**WRITTEN TASK:**
Write out every line of the entries below word for word, omitting the picture lines.
═════ DATA EXCERPTS
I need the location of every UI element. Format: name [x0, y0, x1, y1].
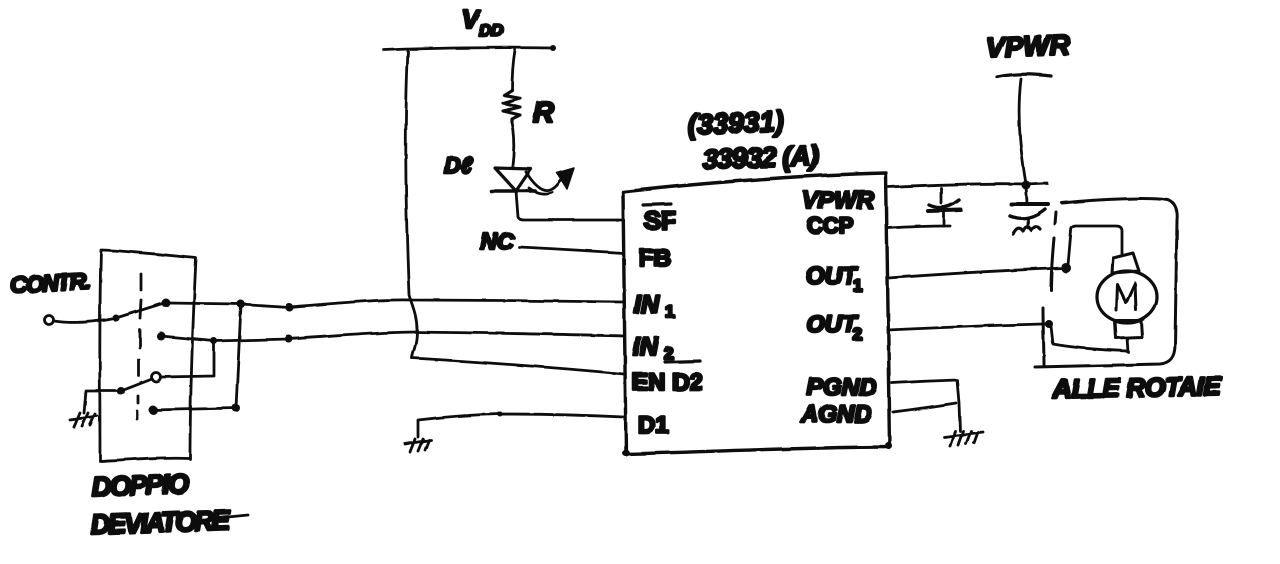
pin label IN1: [634, 291, 674, 321]
wire input to pivot: [54, 318, 114, 322]
wire NC to FB pin: [519, 247, 623, 253]
capacitor C2 VPWR: [1010, 186, 1048, 228]
wire OUT1 pin to motor: [888, 268, 1064, 278]
svg-text:PGND: PGND: [807, 374, 876, 401]
svg-text:NC: NC: [480, 228, 514, 254]
node junction dot: [237, 300, 245, 308]
node S1a throw B dot: [157, 332, 166, 341]
svg-text:2: 2: [853, 325, 862, 344]
svg-text:1: 1: [665, 302, 674, 321]
node junction dot: [211, 338, 218, 345]
node IC corner blob left: [623, 450, 630, 457]
svg-text:IN: IN: [634, 291, 660, 319]
pin label EN D2 with overline: [632, 361, 703, 396]
wire resistor to LED: [512, 122, 514, 166]
node junction dot: [285, 335, 293, 343]
wire VPWR supply down: [1019, 79, 1026, 184]
wire VDD left branch down to EN/D2: [406, 51, 417, 358]
svg-text:DOPPIO: DOPPIO: [91, 469, 190, 502]
wire OUT2 pin to motor: [888, 324, 1046, 330]
label DEVIATORE: [90, 505, 248, 540]
ground switch: [70, 413, 97, 427]
node VPWR supply bar: [997, 74, 1051, 77]
svg-text:Dℓ: Dℓ: [444, 152, 473, 178]
node junction dot: [285, 303, 293, 311]
pin label OUT2: [806, 311, 862, 344]
motor M1 bottom terminal: [1115, 321, 1142, 338]
node small dot: [498, 412, 503, 417]
svg-text:33932 (A): 33932 (A): [702, 140, 819, 175]
wire throw B to IN2: [161, 332, 624, 341]
motor M1 body: [1097, 271, 1157, 323]
svg-text:2: 2: [664, 344, 673, 363]
wire VDD rail: [384, 48, 553, 50]
wire S1b pivot to ground: [84, 391, 121, 413]
pin label SF with overline: [643, 204, 676, 235]
node VPWR junction dot: [1022, 181, 1031, 190]
node OUT1 junction dot: [1061, 263, 1071, 273]
wire motor bottom stub: [1127, 338, 1128, 352]
node IC corner blob right: [886, 443, 893, 450]
svg-text:SF: SF: [644, 207, 676, 235]
wire AGND pin: [893, 403, 956, 412]
node S1a throw A dot: [162, 299, 171, 308]
svg-text:R: R: [533, 97, 554, 129]
svg-text:VPWR: VPWR: [802, 187, 875, 214]
LED light arrows: [526, 172, 562, 190]
wire VPWR pin to rail: [888, 183, 1047, 187]
svg-text:ALLE ROTAIE: ALLE ROTAIE: [1052, 371, 1223, 404]
node S1a pivot dot: [113, 315, 120, 322]
node S1b throw B dot: [149, 406, 158, 415]
svg-text:D1: D1: [638, 412, 669, 439]
capacitor C1 CCP: [928, 188, 961, 226]
motor enclosure box: [1035, 199, 1177, 367]
motor M1 letter M: [1116, 283, 1136, 310]
wire throw A to IN1: [166, 300, 624, 307]
wire OUT2 to motor minus: [1051, 326, 1127, 351]
svg-text:CONTR.: CONTR.: [10, 268, 91, 298]
svg-text:AGND: AGND: [800, 401, 872, 428]
switch S1a input terminal: [45, 316, 54, 325]
svg-text:(33931): (33931): [687, 106, 785, 140]
resistor R: [503, 90, 520, 122]
svg-text:FB: FB: [639, 245, 671, 272]
svg-text:VPWR: VPWR: [985, 29, 1071, 63]
node VDD label: [462, 6, 504, 40]
node S1b pivot dot: [117, 387, 125, 395]
wire PGND pin: [892, 380, 960, 431]
switch dashed divider: [137, 274, 141, 419]
motor M1 top terminal: [1112, 253, 1139, 273]
wire VDD to resistor: [512, 50, 515, 90]
switch box outline: [100, 250, 196, 461]
svg-text:OUT: OUT: [806, 263, 859, 290]
wire cross link upper: [161, 341, 214, 377]
switch S1a lever: [116, 303, 164, 318]
switch S1b lever: [121, 379, 152, 391]
svg-text:DD: DD: [479, 21, 504, 40]
ground C2: [1013, 226, 1040, 234]
svg-text:IN: IN: [633, 333, 659, 361]
svg-text:EN D2: EN D2: [632, 369, 703, 396]
svg-text:1: 1: [853, 276, 862, 295]
wire cross link lower: [153, 305, 241, 410]
node junction dot: [232, 404, 240, 412]
ground D1: [405, 439, 431, 452]
svg-text:CCP: CCP: [807, 213, 853, 238]
IC U1 33932 outline: [623, 173, 890, 454]
svg-text:DEVIATORE: DEVIATORE: [90, 505, 231, 540]
pin label OUT1: [806, 263, 862, 295]
ground PGND AGND: [944, 431, 983, 446]
wire CCP pin: [888, 226, 950, 228]
LED DL triangle: [495, 168, 531, 191]
LED cathode bar: [491, 189, 535, 193]
motor box left edge segments: [1043, 212, 1056, 365]
wire EN D2 input: [412, 358, 624, 374]
pin label IN2: [633, 333, 673, 363]
node VDD rail end dot: [550, 45, 556, 51]
wire LED to SF pin: [516, 191, 623, 220]
svg-text:OUT: OUT: [806, 311, 859, 338]
node OUT2 junction dot: [1045, 320, 1053, 328]
wire motor plus loop: [1068, 226, 1122, 265]
switch S1b throw A terminal: [152, 373, 161, 382]
wire D1 ground to D1 pin: [418, 414, 624, 437]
══════════
**OUTPUT FOR THIS TASK:**
I need the location of every UI element. Format: name [x0, y0, x1, y1].
pin label IN1: [634, 291, 674, 321]
wire input to pivot: [54, 318, 114, 322]
wire NC to FB pin: [519, 247, 623, 253]
capacitor C2 VPWR: [1010, 186, 1048, 228]
wire OUT1 pin to motor: [888, 268, 1064, 278]
svg-text:PGND: PGND: [807, 374, 876, 401]
svg-text:NC: NC: [480, 228, 514, 254]
node junction dot: [237, 300, 245, 308]
node S1a throw B dot: [157, 332, 166, 341]
svg-text:2: 2: [853, 325, 862, 344]
svg-text:1: 1: [665, 302, 674, 321]
node junction dot: [211, 338, 218, 345]
node IC corner blob left: [623, 450, 630, 457]
svg-text:IN: IN: [634, 291, 660, 319]
pin label EN D2 with overline: [632, 361, 703, 396]
wire resistor to LED: [512, 122, 514, 166]
node junction dot: [285, 335, 293, 343]
wire VPWR supply down: [1019, 79, 1026, 184]
wire VDD left branch down to EN/D2: [406, 51, 417, 358]
svg-text:DOPPIO: DOPPIO: [91, 469, 190, 502]
wire OUT2 pin to motor: [888, 324, 1046, 330]
label DEVIATORE: [90, 505, 248, 540]
ground switch: [70, 413, 97, 427]
node VPWR supply bar: [997, 74, 1051, 77]
svg-text:Dℓ: Dℓ: [444, 152, 473, 178]
node junction dot: [285, 303, 293, 311]
pin label OUT2: [806, 311, 862, 344]
motor M1 bottom terminal: [1115, 321, 1142, 338]
node small dot: [498, 412, 503, 417]
svg-text:33932 (A): 33932 (A): [702, 140, 819, 175]
wire throw B to IN2: [161, 332, 624, 341]
motor M1 body: [1097, 271, 1157, 323]
svg-text:2: 2: [664, 344, 673, 363]
wire VDD rail: [384, 48, 553, 50]
wire S1b pivot to ground: [84, 391, 121, 413]
pin label SF with overline: [643, 204, 676, 235]
node VPWR junction dot: [1022, 181, 1031, 190]
node OUT1 junction dot: [1061, 263, 1071, 273]
wire motor bottom stub: [1127, 338, 1128, 352]
node IC corner blob right: [886, 443, 893, 450]
svg-text:SF: SF: [644, 207, 676, 235]
wire AGND pin: [893, 403, 956, 412]
node S1a throw A dot: [162, 299, 171, 308]
svg-text:R: R: [533, 97, 554, 129]
svg-text:VPWR: VPWR: [802, 187, 875, 214]
LED light arrows: [526, 172, 562, 190]
wire VPWR pin to rail: [888, 183, 1047, 187]
svg-text:ALLE ROTAIE: ALLE ROTAIE: [1052, 371, 1223, 404]
node S1a pivot dot: [113, 315, 120, 322]
node S1b throw B dot: [149, 406, 158, 415]
svg-text:D1: D1: [638, 412, 669, 439]
capacitor C1 CCP: [928, 188, 961, 226]
motor enclosure box: [1035, 199, 1177, 367]
motor M1 letter M: [1116, 283, 1136, 310]
wire throw A to IN1: [166, 300, 624, 307]
wire OUT2 to motor minus: [1051, 326, 1127, 351]
svg-text:CONTR.: CONTR.: [10, 268, 91, 298]
svg-text:AGND: AGND: [800, 401, 872, 428]
switch S1a input terminal: [45, 316, 54, 325]
svg-text:(33931): (33931): [687, 106, 785, 140]
resistor R: [503, 90, 520, 122]
svg-text:FB: FB: [639, 245, 671, 272]
svg-text:VPWR: VPWR: [985, 29, 1071, 63]
node VDD label: [462, 6, 504, 40]
node S1b pivot dot: [117, 387, 125, 395]
wire PGND pin: [892, 380, 960, 431]
switch dashed divider: [137, 274, 141, 419]
motor M1 top terminal: [1112, 253, 1139, 273]
wire VDD to resistor: [512, 50, 515, 90]
switch box outline: [100, 250, 196, 461]
svg-text:OUT: OUT: [806, 263, 859, 290]
wire cross link upper: [161, 341, 214, 377]
switch S1a lever: [116, 303, 164, 318]
switch S1b lever: [121, 379, 152, 391]
svg-text:DD: DD: [479, 21, 504, 40]
ground C2: [1013, 226, 1040, 234]
svg-text:IN: IN: [633, 333, 659, 361]
svg-text:EN D2: EN D2: [632, 369, 703, 396]
svg-text:1: 1: [853, 276, 862, 295]
wire cross link lower: [153, 305, 241, 410]
node junction dot: [232, 404, 240, 412]
ground D1: [405, 439, 431, 452]
svg-text:CCP: CCP: [807, 213, 853, 238]
IC U1 33932 outline: [623, 173, 890, 454]
svg-text:DEVIATORE: DEVIATORE: [90, 505, 231, 540]
pin label OUT1: [806, 263, 862, 295]
ground PGND AGND: [944, 431, 983, 446]
wire CCP pin: [888, 226, 950, 228]
LED DL triangle: [495, 168, 531, 191]
LED cathode bar: [491, 189, 535, 193]
motor box left edge segments: [1043, 212, 1056, 365]
wire EN D2 input: [412, 358, 624, 374]
pin label IN2: [633, 333, 673, 363]
node VDD rail end dot: [550, 45, 556, 51]
wire LED to SF pin: [516, 191, 623, 220]
svg-text:OUT: OUT: [806, 311, 859, 338]
node OUT2 junction dot: [1045, 320, 1053, 328]
wire motor plus loop: [1068, 226, 1122, 265]
switch S1b throw A terminal: [152, 373, 161, 382]
wire D1 ground to D1 pin: [418, 414, 624, 437]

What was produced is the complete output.